┌─ Records to use

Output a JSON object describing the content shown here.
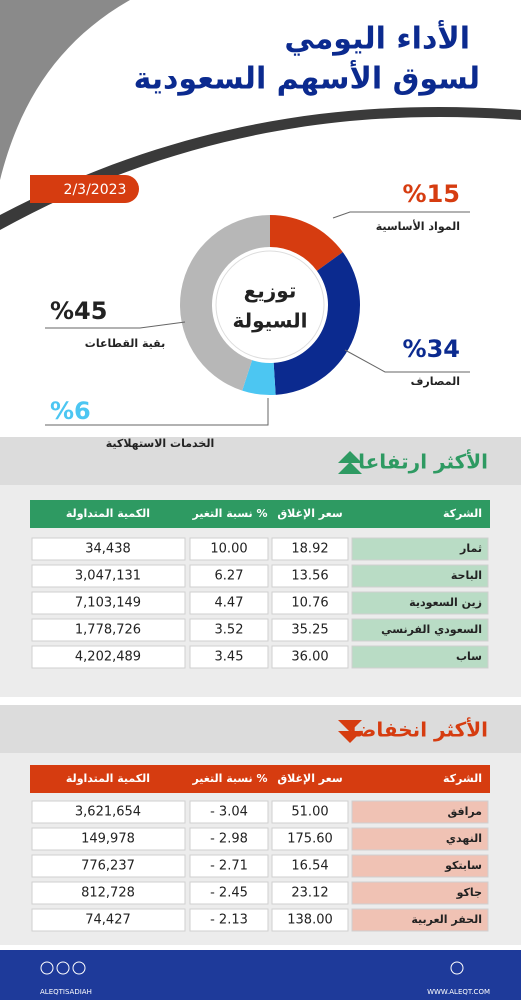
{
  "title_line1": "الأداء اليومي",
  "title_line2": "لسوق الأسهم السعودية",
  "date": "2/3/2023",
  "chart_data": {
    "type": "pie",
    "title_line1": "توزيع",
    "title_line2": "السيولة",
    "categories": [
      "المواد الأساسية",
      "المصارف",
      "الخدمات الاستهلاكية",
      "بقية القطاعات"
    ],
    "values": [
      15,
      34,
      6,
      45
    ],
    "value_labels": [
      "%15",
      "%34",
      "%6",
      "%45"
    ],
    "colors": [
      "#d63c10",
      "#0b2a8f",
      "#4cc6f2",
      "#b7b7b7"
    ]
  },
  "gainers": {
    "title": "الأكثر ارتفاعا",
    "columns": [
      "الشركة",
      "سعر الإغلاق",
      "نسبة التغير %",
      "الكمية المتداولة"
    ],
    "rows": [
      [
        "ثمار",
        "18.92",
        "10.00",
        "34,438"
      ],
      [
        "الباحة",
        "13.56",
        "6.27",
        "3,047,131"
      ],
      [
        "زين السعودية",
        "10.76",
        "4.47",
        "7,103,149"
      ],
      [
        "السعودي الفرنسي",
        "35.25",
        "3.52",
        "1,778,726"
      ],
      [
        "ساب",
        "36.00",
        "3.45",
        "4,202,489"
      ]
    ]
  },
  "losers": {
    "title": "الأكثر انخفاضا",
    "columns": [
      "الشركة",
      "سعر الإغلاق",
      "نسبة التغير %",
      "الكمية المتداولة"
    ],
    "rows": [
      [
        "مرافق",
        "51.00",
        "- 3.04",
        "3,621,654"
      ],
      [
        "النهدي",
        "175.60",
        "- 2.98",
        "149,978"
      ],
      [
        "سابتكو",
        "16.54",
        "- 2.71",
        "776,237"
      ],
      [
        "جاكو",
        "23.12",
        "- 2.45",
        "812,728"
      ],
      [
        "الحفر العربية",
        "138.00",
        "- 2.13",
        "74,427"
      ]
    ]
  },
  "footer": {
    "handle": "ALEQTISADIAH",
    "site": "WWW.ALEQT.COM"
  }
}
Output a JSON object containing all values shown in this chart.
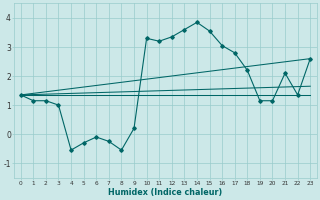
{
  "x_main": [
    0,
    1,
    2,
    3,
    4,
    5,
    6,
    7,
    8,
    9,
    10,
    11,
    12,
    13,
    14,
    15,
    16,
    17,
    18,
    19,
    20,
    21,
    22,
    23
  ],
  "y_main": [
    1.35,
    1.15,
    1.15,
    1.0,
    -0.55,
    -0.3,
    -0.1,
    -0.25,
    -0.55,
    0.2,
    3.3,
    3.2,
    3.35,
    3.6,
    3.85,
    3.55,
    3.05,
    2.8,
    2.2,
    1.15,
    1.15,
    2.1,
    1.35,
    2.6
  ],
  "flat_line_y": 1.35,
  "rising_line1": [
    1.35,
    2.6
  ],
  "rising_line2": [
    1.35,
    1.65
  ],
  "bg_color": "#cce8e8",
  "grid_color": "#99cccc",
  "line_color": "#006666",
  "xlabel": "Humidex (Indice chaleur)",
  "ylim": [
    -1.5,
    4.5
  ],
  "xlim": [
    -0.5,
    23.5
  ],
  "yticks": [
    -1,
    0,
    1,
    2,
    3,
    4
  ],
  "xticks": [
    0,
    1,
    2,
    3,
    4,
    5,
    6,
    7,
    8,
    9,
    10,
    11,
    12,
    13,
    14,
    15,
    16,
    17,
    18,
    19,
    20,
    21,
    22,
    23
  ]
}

└─

** To be done **
Check all the records above and select each line where the string "object" is found.

** Answer for this exercise **
Output a JSON object describing the content shown here.
Output a JSON object containing all values shown in this chart.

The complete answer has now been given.